**TO BE DONE**
Skip every picture and transcribe the remaining material exactly.

Dataset entries:
----------
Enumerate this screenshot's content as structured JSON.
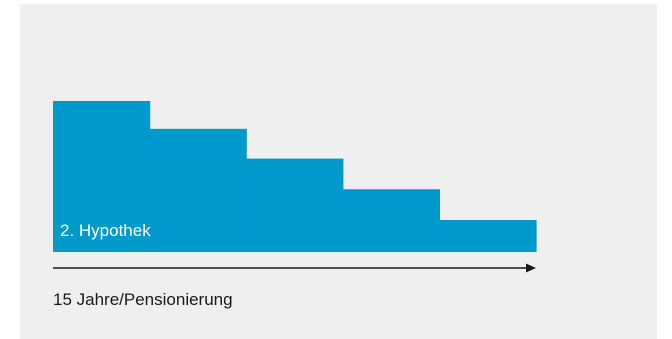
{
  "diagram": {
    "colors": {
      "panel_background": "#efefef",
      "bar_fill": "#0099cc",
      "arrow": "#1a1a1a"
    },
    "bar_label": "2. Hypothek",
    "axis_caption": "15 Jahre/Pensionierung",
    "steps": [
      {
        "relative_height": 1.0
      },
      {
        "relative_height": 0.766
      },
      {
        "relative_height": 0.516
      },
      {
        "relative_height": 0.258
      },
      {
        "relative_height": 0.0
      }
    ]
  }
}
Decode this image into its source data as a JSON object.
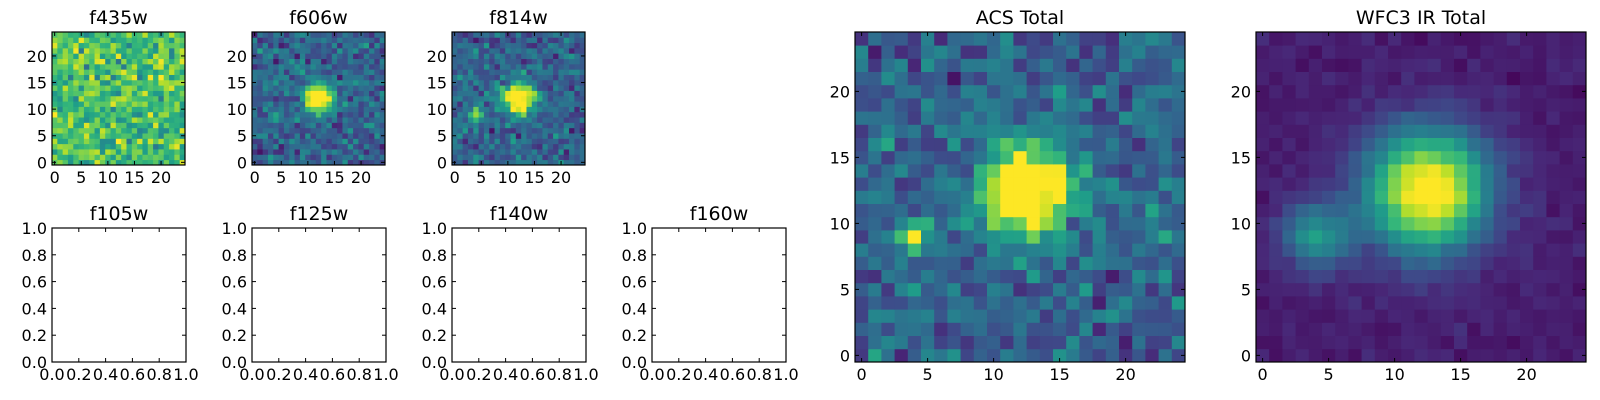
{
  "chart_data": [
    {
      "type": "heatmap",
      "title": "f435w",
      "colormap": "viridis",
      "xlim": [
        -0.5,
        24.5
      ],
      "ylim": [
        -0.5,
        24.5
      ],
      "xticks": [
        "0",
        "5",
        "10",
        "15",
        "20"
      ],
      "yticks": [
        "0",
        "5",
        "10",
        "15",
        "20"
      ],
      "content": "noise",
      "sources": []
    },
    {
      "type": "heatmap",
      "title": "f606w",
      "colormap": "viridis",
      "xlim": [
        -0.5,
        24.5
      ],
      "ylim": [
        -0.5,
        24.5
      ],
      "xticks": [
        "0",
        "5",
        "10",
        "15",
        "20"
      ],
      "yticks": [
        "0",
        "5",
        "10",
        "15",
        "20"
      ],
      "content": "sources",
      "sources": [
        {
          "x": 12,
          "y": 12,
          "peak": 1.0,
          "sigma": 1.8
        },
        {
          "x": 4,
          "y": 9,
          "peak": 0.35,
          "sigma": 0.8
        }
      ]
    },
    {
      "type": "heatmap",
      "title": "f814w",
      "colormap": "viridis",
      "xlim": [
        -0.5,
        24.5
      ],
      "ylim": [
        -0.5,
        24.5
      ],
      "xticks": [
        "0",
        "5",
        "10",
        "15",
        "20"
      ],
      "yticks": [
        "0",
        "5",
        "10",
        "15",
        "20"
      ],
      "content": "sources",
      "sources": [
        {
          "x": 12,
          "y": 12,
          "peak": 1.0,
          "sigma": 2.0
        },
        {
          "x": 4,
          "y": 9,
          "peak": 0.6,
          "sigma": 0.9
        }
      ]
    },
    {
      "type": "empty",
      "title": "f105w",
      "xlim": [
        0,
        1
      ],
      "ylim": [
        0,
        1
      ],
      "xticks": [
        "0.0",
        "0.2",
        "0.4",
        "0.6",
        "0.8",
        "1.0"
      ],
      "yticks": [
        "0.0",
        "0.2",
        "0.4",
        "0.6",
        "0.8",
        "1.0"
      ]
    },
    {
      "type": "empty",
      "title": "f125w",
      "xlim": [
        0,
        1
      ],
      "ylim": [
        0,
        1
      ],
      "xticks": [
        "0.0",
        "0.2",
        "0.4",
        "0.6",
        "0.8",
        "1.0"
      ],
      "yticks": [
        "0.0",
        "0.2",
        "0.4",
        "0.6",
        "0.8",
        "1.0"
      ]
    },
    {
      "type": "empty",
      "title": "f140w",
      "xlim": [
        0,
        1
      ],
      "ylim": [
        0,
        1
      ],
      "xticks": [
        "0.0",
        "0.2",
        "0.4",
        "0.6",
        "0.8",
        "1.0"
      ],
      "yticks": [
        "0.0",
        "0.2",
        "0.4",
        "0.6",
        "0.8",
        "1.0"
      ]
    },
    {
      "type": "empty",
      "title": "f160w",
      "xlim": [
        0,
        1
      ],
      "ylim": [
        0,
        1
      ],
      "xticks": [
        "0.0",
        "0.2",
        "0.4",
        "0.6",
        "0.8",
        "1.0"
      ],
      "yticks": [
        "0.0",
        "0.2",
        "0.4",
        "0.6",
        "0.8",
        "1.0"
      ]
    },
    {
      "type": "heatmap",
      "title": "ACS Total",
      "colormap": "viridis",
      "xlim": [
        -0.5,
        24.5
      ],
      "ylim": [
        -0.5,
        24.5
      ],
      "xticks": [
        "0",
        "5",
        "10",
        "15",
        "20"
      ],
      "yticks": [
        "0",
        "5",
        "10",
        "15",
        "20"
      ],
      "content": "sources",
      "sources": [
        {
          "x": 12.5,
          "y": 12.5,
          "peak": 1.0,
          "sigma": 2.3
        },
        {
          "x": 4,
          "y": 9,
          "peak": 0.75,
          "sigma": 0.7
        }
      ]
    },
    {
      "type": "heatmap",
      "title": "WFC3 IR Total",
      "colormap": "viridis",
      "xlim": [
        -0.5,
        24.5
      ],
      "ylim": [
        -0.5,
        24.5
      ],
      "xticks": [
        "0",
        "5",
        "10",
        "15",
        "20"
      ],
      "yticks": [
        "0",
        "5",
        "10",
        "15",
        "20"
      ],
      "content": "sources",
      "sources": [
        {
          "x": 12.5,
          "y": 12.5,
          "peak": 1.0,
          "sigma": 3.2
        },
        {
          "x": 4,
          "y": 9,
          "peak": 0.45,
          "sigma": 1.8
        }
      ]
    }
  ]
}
----------
**EXERCISE ANSWER**
Enumerate this screenshot's content as structured JSON.
{
  "diagram": {
    "colors": {
      "panel_background": "#efefef",
      "bar_fill": "#0099cc",
      "arrow": "#1a1a1a"
    },
    "bar_label": "2. Hypothek",
    "axis_caption": "15 Jahre/Pensionierung",
    "steps": [
      {
        "relative_height": 1.0
      },
      {
        "relative_height": 0.766
      },
      {
        "relative_height": 0.516
      },
      {
        "relative_height": 0.258
      },
      {
        "relative_height": 0.0
      }
    ]
  }
}
Decode this image into its source data as a JSON object.
{
  "chart_data": [
    {
      "type": "heatmap",
      "title": "f435w",
      "colormap": "viridis",
      "xlim": [
        -0.5,
        24.5
      ],
      "ylim": [
        -0.5,
        24.5
      ],
      "xticks": [
        "0",
        "5",
        "10",
        "15",
        "20"
      ],
      "yticks": [
        "0",
        "5",
        "10",
        "15",
        "20"
      ],
      "content": "noise",
      "sources": []
    },
    {
      "type": "heatmap",
      "title": "f606w",
      "colormap": "viridis",
      "xlim": [
        -0.5,
        24.5
      ],
      "ylim": [
        -0.5,
        24.5
      ],
      "xticks": [
        "0",
        "5",
        "10",
        "15",
        "20"
      ],
      "yticks": [
        "0",
        "5",
        "10",
        "15",
        "20"
      ],
      "content": "sources",
      "sources": [
        {
          "x": 12,
          "y": 12,
          "peak": 1.0,
          "sigma": 1.8
        },
        {
          "x": 4,
          "y": 9,
          "peak": 0.35,
          "sigma": 0.8
        }
      ]
    },
    {
      "type": "heatmap",
      "title": "f814w",
      "colormap": "viridis",
      "xlim": [
        -0.5,
        24.5
      ],
      "ylim": [
        -0.5,
        24.5
      ],
      "xticks": [
        "0",
        "5",
        "10",
        "15",
        "20"
      ],
      "yticks": [
        "0",
        "5",
        "10",
        "15",
        "20"
      ],
      "content": "sources",
      "sources": [
        {
          "x": 12,
          "y": 12,
          "peak": 1.0,
          "sigma": 2.0
        },
        {
          "x": 4,
          "y": 9,
          "peak": 0.6,
          "sigma": 0.9
        }
      ]
    },
    {
      "type": "empty",
      "title": "f105w",
      "xlim": [
        0,
        1
      ],
      "ylim": [
        0,
        1
      ],
      "xticks": [
        "0.0",
        "0.2",
        "0.4",
        "0.6",
        "0.8",
        "1.0"
      ],
      "yticks": [
        "0.0",
        "0.2",
        "0.4",
        "0.6",
        "0.8",
        "1.0"
      ]
    },
    {
      "type": "empty",
      "title": "f125w",
      "xlim": [
        0,
        1
      ],
      "ylim": [
        0,
        1
      ],
      "xticks": [
        "0.0",
        "0.2",
        "0.4",
        "0.6",
        "0.8",
        "1.0"
      ],
      "yticks": [
        "0.0",
        "0.2",
        "0.4",
        "0.6",
        "0.8",
        "1.0"
      ]
    },
    {
      "type": "empty",
      "title": "f140w",
      "xlim": [
        0,
        1
      ],
      "ylim": [
        0,
        1
      ],
      "xticks": [
        "0.0",
        "0.2",
        "0.4",
        "0.6",
        "0.8",
        "1.0"
      ],
      "yticks": [
        "0.0",
        "0.2",
        "0.4",
        "0.6",
        "0.8",
        "1.0"
      ]
    },
    {
      "type": "empty",
      "title": "f160w",
      "xlim": [
        0,
        1
      ],
      "ylim": [
        0,
        1
      ],
      "xticks": [
        "0.0",
        "0.2",
        "0.4",
        "0.6",
        "0.8",
        "1.0"
      ],
      "yticks": [
        "0.0",
        "0.2",
        "0.4",
        "0.6",
        "0.8",
        "1.0"
      ]
    },
    {
      "type": "heatmap",
      "title": "ACS Total",
      "colormap": "viridis",
      "xlim": [
        -0.5,
        24.5
      ],
      "ylim": [
        -0.5,
        24.5
      ],
      "xticks": [
        "0",
        "5",
        "10",
        "15",
        "20"
      ],
      "yticks": [
        "0",
        "5",
        "10",
        "15",
        "20"
      ],
      "content": "sources",
      "sources": [
        {
          "x": 12.5,
          "y": 12.5,
          "peak": 1.0,
          "sigma": 2.3
        },
        {
          "x": 4,
          "y": 9,
          "peak": 0.75,
          "sigma": 0.7
        }
      ]
    },
    {
      "type": "heatmap",
      "title": "WFC3 IR Total",
      "colormap": "viridis",
      "xlim": [
        -0.5,
        24.5
      ],
      "ylim": [
        -0.5,
        24.5
      ],
      "xticks": [
        "0",
        "5",
        "10",
        "15",
        "20"
      ],
      "yticks": [
        "0",
        "5",
        "10",
        "15",
        "20"
      ],
      "content": "sources",
      "sources": [
        {
          "x": 12.5,
          "y": 12.5,
          "peak": 1.0,
          "sigma": 3.2
        },
        {
          "x": 4,
          "y": 9,
          "peak": 0.45,
          "sigma": 1.8
        }
      ]
    }
  ]
}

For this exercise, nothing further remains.